======== DATA EXTRACT ========

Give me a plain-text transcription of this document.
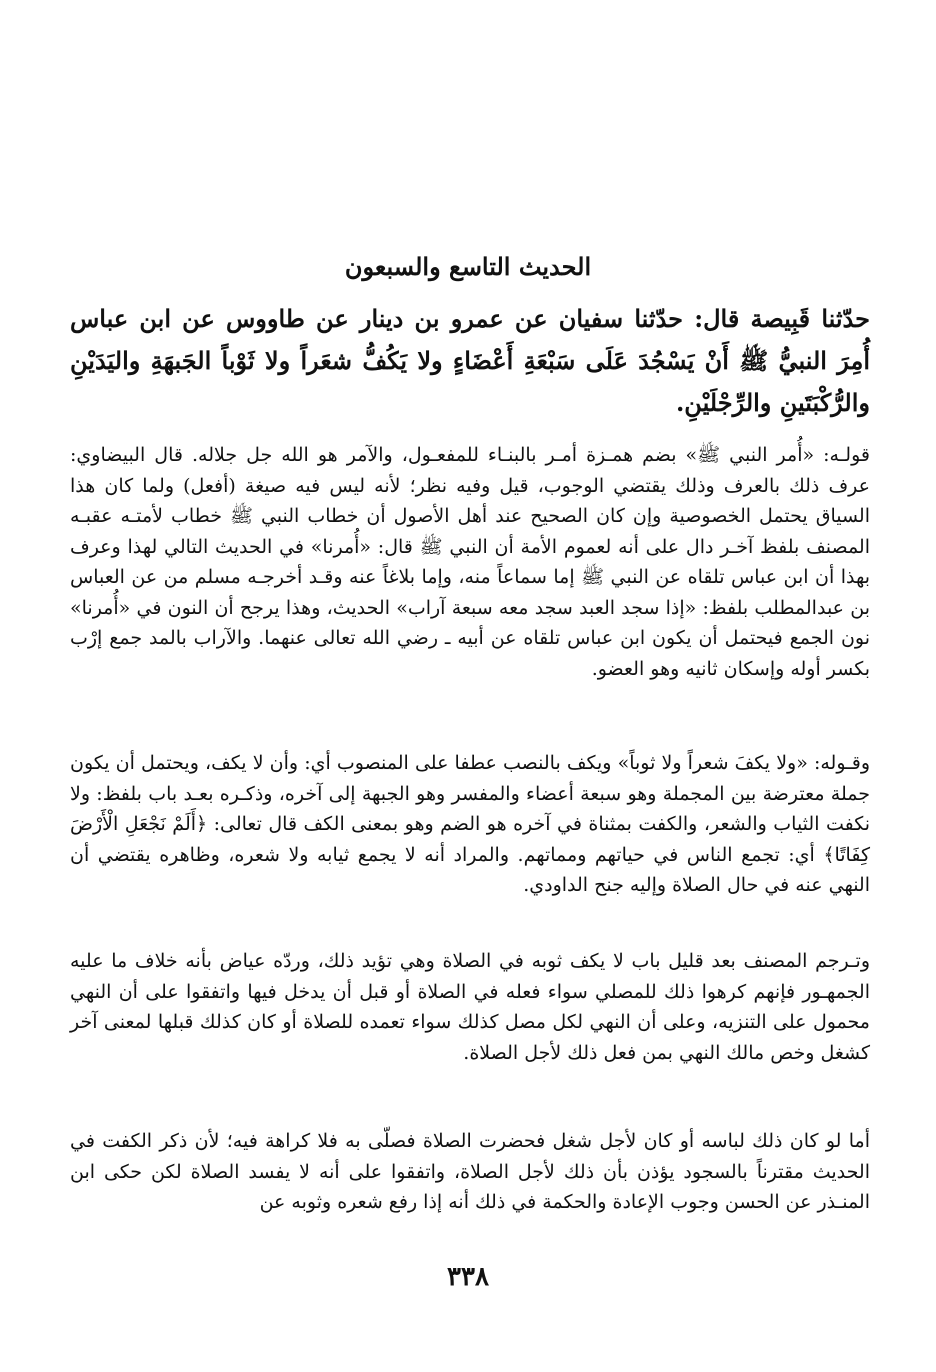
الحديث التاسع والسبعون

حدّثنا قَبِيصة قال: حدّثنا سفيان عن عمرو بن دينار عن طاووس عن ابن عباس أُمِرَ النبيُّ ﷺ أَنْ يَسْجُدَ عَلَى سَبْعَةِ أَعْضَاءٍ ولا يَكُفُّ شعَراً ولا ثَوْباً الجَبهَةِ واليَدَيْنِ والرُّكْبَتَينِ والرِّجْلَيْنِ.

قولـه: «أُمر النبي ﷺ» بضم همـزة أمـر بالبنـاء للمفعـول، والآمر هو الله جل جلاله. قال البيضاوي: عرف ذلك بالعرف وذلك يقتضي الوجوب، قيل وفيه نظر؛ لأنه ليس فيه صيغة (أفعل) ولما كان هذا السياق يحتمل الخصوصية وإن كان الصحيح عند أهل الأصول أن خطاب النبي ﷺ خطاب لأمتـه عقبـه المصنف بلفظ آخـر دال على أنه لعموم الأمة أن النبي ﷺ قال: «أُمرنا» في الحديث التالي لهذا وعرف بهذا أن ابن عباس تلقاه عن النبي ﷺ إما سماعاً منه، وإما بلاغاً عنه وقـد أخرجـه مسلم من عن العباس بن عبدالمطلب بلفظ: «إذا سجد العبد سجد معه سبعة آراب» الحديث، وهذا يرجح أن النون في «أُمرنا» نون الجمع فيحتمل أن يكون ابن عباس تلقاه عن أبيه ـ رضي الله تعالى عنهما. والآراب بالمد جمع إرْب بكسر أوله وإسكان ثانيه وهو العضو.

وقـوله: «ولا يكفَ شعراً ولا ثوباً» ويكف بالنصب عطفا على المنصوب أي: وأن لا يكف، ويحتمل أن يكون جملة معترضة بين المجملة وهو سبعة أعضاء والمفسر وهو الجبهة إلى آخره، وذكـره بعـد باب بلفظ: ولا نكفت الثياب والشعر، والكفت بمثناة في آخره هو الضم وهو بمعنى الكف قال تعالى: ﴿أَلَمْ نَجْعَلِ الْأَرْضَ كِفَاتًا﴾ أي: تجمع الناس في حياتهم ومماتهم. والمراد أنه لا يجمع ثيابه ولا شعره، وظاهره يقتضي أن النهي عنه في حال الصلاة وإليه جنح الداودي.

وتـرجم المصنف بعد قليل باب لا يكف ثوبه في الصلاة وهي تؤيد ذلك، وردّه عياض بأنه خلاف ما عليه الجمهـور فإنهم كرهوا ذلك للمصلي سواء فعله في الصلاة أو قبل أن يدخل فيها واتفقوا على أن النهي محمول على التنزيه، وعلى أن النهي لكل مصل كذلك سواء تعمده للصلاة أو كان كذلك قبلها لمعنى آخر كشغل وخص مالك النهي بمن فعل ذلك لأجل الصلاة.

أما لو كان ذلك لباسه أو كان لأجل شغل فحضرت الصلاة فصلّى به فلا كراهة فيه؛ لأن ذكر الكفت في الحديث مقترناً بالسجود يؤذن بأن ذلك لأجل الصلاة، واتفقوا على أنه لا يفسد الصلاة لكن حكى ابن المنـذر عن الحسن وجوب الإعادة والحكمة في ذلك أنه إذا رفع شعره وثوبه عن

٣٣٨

========

Looking at the listing above, how many of its lines contain the string "يكون"? Give the number alone.

2